* [Aim of the task]: Return every line below in which "дела" appears.

* [Task data]:
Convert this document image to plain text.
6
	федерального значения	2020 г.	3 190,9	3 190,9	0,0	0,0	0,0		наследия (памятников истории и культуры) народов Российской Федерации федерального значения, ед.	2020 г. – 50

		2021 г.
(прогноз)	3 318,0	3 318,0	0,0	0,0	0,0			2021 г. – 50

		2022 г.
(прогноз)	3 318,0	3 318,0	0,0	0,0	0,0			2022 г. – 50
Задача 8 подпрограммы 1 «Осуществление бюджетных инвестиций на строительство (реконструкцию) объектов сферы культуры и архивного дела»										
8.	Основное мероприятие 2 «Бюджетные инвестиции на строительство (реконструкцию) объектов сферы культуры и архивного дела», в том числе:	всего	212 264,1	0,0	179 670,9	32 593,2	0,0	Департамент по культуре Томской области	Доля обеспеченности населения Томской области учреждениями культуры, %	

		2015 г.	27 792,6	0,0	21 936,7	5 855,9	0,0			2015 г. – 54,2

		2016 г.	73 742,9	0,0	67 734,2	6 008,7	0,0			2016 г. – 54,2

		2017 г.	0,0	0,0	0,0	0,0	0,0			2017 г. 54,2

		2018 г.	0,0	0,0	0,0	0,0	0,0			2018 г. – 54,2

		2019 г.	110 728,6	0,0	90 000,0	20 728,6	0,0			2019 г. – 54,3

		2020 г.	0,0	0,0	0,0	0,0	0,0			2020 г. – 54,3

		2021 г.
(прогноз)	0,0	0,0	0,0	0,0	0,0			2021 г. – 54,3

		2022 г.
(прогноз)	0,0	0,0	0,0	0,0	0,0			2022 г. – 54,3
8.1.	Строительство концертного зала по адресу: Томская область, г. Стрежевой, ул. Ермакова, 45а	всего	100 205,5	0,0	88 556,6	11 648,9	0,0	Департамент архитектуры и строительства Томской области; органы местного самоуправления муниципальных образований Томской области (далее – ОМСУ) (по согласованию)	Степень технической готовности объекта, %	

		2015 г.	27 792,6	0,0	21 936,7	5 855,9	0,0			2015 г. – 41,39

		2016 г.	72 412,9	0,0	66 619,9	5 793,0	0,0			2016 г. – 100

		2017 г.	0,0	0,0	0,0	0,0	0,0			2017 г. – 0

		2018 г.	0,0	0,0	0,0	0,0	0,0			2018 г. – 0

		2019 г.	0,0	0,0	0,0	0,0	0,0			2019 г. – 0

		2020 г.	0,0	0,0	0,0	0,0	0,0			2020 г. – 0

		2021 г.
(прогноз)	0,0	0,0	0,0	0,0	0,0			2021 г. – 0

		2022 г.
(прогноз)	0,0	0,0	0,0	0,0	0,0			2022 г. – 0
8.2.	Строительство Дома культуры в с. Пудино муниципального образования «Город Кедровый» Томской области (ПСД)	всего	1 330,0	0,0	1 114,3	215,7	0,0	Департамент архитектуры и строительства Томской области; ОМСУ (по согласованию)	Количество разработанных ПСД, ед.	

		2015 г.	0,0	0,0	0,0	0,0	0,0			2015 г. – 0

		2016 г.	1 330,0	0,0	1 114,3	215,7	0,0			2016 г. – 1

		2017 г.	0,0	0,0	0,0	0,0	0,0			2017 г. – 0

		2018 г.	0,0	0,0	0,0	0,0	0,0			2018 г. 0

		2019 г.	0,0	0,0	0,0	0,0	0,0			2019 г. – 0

* [Full output]:
Задача 8 подпрограммы 1 «Осуществление бюджетных инвестиций на строительство (реконструкцию) объектов сферы культуры и архивного дела»										
8.	Основное мероприятие 2 «Бюджетные инвестиции на строительство (реконструкцию) объектов сферы культуры и архивного дела», в том числе:	всего	212 264,1	0,0	179 670,9	32 593,2	0,0	Департамент по культуре Томской области	Доля обеспеченности населения Томской области учреждениями культуры, %	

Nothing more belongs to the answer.